Stated exercise: The records below need retyping in full; give them again exactly.

Dataset rows:
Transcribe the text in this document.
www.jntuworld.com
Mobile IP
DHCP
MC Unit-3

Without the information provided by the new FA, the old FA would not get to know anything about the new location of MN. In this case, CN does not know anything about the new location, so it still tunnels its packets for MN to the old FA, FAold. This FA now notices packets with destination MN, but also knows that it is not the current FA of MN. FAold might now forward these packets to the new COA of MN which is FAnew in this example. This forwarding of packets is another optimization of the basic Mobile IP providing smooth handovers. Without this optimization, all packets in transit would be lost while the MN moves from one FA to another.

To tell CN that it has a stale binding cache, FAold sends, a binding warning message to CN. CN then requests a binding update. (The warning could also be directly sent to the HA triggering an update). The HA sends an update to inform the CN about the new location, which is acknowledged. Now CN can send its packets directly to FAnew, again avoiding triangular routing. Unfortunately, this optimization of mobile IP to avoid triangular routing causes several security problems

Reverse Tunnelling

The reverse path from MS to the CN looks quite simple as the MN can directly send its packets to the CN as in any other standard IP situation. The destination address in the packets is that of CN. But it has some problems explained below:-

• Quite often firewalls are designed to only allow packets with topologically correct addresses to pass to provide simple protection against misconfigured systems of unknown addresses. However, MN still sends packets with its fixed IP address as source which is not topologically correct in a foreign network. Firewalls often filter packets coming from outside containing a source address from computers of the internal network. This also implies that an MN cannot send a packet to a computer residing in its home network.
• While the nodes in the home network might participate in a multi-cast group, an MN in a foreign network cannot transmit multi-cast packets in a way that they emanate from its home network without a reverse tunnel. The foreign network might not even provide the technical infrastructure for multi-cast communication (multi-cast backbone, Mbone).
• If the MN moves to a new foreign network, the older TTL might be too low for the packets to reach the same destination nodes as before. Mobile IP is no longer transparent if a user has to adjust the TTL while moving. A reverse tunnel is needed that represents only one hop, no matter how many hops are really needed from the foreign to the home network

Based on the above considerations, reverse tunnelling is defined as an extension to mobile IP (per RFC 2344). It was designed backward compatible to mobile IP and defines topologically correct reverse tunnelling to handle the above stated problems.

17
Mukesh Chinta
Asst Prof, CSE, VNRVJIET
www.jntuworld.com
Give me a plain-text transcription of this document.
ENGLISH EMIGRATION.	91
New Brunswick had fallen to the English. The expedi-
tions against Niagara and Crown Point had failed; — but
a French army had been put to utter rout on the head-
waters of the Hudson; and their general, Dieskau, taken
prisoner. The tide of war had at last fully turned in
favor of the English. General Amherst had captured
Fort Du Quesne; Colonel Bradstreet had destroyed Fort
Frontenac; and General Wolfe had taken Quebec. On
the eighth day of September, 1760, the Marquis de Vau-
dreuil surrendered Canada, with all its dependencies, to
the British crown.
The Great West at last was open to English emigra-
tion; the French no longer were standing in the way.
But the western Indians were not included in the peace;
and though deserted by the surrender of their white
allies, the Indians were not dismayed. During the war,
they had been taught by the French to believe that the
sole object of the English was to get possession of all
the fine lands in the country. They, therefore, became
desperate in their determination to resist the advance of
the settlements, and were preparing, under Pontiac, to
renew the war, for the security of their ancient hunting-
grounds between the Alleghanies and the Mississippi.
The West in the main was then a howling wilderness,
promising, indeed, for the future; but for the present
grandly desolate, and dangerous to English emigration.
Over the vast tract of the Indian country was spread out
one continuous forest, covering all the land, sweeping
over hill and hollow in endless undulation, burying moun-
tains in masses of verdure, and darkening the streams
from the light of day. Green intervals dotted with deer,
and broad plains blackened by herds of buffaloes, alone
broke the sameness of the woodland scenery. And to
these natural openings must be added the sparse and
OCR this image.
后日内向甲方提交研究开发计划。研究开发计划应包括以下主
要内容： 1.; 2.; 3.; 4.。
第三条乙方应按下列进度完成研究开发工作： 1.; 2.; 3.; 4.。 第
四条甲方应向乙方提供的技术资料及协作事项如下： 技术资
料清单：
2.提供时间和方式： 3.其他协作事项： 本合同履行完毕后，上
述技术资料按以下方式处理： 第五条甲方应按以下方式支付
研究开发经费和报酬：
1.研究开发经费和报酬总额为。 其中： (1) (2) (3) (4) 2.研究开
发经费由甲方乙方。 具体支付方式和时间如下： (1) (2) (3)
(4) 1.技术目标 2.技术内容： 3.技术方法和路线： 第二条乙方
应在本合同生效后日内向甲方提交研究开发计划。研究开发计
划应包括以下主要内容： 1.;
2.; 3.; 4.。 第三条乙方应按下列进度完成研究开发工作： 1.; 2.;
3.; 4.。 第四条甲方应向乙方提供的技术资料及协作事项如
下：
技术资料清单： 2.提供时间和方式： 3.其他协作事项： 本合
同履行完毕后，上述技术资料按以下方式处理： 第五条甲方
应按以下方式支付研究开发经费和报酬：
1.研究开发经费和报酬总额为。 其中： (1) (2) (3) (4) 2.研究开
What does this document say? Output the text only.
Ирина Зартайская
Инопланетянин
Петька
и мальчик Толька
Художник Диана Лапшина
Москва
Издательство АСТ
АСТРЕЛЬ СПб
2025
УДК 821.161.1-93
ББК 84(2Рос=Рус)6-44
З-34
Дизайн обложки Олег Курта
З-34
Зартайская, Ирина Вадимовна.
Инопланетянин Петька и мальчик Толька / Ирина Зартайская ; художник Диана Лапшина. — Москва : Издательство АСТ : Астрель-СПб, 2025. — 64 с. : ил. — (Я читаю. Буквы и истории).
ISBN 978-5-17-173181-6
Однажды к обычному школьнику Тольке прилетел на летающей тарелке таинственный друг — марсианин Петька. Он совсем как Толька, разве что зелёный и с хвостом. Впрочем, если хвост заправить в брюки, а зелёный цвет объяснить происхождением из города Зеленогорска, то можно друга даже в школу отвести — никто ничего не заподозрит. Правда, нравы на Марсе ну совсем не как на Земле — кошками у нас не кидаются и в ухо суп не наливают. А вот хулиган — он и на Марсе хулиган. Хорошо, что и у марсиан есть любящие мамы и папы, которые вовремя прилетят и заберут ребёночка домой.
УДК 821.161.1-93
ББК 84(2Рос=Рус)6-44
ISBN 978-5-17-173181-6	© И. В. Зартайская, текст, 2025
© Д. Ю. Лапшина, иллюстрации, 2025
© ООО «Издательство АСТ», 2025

Answer:
Transcribe the text in this document.
www.jntuworld.com
Mobile IP
DHCP
MC Unit-3

Without the information provided by the new FA, the old FA would not get to know anything about the new location of MN. In this case, CN does not know anything about the new location, so it still tunnels its packets for MN to the old FA, FAold. This FA now notices packets with destination MN, but also knows that it is not the current FA of MN. FAold might now forward these packets to the new COA of MN which is FAnew in this example. This forwarding of packets is another optimization of the basic Mobile IP providing smooth handovers. Without this optimization, all packets in transit would be lost while the MN moves from one FA to another.

To tell CN that it has a stale binding cache, FAold sends, a binding warning message to CN. CN then requests a binding update. (The warning could also be directly sent to the HA triggering an update). The HA sends an update to inform the CN about the new location, which is acknowledged. Now CN can send its packets directly to FAnew, again avoiding triangular routing. Unfortunately, this optimization of mobile IP to avoid triangular routing causes several security problems

Reverse Tunnelling

The reverse path from MS to the CN looks quite simple as the MN can directly send its packets to the CN as in any other standard IP situation. The destination address in the packets is that of CN. But it has some problems explained below:-

• Quite often firewalls are designed to only allow packets with topologically correct addresses to pass to provide simple protection against misconfigured systems of unknown addresses. However, MN still sends packets with its fixed IP address as source which is not topologically correct in a foreign network. Firewalls often filter packets coming from outside containing a source address from computers of the internal network. This also implies that an MN cannot send a packet to a computer residing in its home network.
• While the nodes in the home network might participate in a multi-cast group, an MN in a foreign network cannot transmit multi-cast packets in a way that they emanate from its home network without a reverse tunnel. The foreign network might not even provide the technical infrastructure for multi-cast communication (multi-cast backbone, Mbone).
• If the MN moves to a new foreign network, the older TTL might be too low for the packets to reach the same destination nodes as before. Mobile IP is no longer transparent if a user has to adjust the TTL while moving. A reverse tunnel is needed that represents only one hop, no matter how many hops are really needed from the foreign to the home network

Based on the above considerations, reverse tunnelling is defined as an extension to mobile IP (per RFC 2344). It was designed backward compatible to mobile IP and defines topologically correct reverse tunnelling to handle the above stated problems.

17
Mukesh Chinta
Asst Prof, CSE, VNRVJIET
www.jntuworld.com
Give me a plain-text transcription of this document.
ENGLISH EMIGRATION.	91
New Brunswick had fallen to the English. The expedi-
tions against Niagara and Crown Point had failed; — but
a French army had been put to utter rout on the head-
waters of the Hudson; and their general, Dieskau, taken
prisoner. The tide of war had at last fully turned in
favor of the English. General Amherst had captured
Fort Du Quesne; Colonel Bradstreet had destroyed Fort
Frontenac; and General Wolfe had taken Quebec. On
the eighth day of September, 1760, the Marquis de Vau-
dreuil surrendered Canada, with all its dependencies, to
the British crown.
The Great West at last was open to English emigra-
tion; the French no longer were standing in the way.
But the western Indians were not included in the peace;
and though deserted by the surrender of their white
allies, the Indians were not dismayed. During the war,
they had been taught by the French to believe that the
sole object of the English was to get possession of all
the fine lands in the country. They, therefore, became
desperate in their determination to resist the advance of
the settlements, and were preparing, under Pontiac, to
renew the war, for the security of their ancient hunting-
grounds between the Alleghanies and the Mississippi.
The West in the main was then a howling wilderness,
promising, indeed, for the future; but for the present
grandly desolate, and dangerous to English emigration.
Over the vast tract of the Indian country was spread out
one continuous forest, covering all the land, sweeping
over hill and hollow in endless undulation, burying moun-
tains in masses of verdure, and darkening the streams
from the light of day. Green intervals dotted with deer,
and broad plains blackened by herds of buffaloes, alone
broke the sameness of the woodland scenery. And to
these natural openings must be added the sparse and
OCR this image.
后日内向甲方提交研究开发计划。研究开发计划应包括以下主
要内容： 1.; 2.; 3.; 4.。
第三条乙方应按下列进度完成研究开发工作： 1.; 2.; 3.; 4.。 第
四条甲方应向乙方提供的技术资料及协作事项如下： 技术资
料清单：
2.提供时间和方式： 3.其他协作事项： 本合同履行完毕后，上
述技术资料按以下方式处理： 第五条甲方应按以下方式支付
研究开发经费和报酬：
1.研究开发经费和报酬总额为。 其中： (1) (2) (3) (4) 2.研究开
发经费由甲方乙方。 具体支付方式和时间如下： (1) (2) (3)
(4) 1.技术目标 2.技术内容： 3.技术方法和路线： 第二条乙方
应在本合同生效后日内向甲方提交研究开发计划。研究开发计
划应包括以下主要内容： 1.;
2.; 3.; 4.。 第三条乙方应按下列进度完成研究开发工作： 1.; 2.;
3.; 4.。 第四条甲方应向乙方提供的技术资料及协作事项如
下：
技术资料清单： 2.提供时间和方式： 3.其他协作事项： 本合
同履行完毕后，上述技术资料按以下方式处理： 第五条甲方
应按以下方式支付研究开发经费和报酬：
1.研究开发经费和报酬总额为。 其中： (1) (2) (3) (4) 2.研究开
What does this document say? Output the text only.
Ирина Зартайская
Инопланетянин
Петька
и мальчик Толька
Художник Диана Лапшина
Москва
Издательство АСТ
АСТРЕЛЬ СПб
2025
УДК 821.161.1-93
ББК 84(2Рос=Рус)6-44
З-34
Дизайн обложки Олег Курта
З-34
Зартайская, Ирина Вадимовна.
Инопланетянин Петька и мальчик Толька / Ирина Зартайская ; художник Диана Лапшина. — Москва : Издательство АСТ : Астрель-СПб, 2025. — 64 с. : ил. — (Я читаю. Буквы и истории).
ISBN 978-5-17-173181-6
Однажды к обычному школьнику Тольке прилетел на летающей тарелке таинственный друг — марсианин Петька. Он совсем как Толька, разве что зелёный и с хвостом. Впрочем, если хвост заправить в брюки, а зелёный цвет объяснить происхождением из города Зеленогорска, то можно друга даже в школу отвести — никто ничего не заподозрит. Правда, нравы на Марсе ну совсем не как на Земле — кошками у нас не кидаются и в ухо суп не наливают. А вот хулиган — он и на Марсе хулиган. Хорошо, что и у марсиан есть любящие мамы и папы, которые вовремя прилетят и заберут ребёночка домой.
УДК 821.161.1-93
ББК 84(2Рос=Рус)6-44
ISBN 978-5-17-173181-6	© И. В. Зартайская, текст, 2025
© Д. Ю. Лапшина, иллюстрации, 2025
© ООО «Издательство АСТ», 2025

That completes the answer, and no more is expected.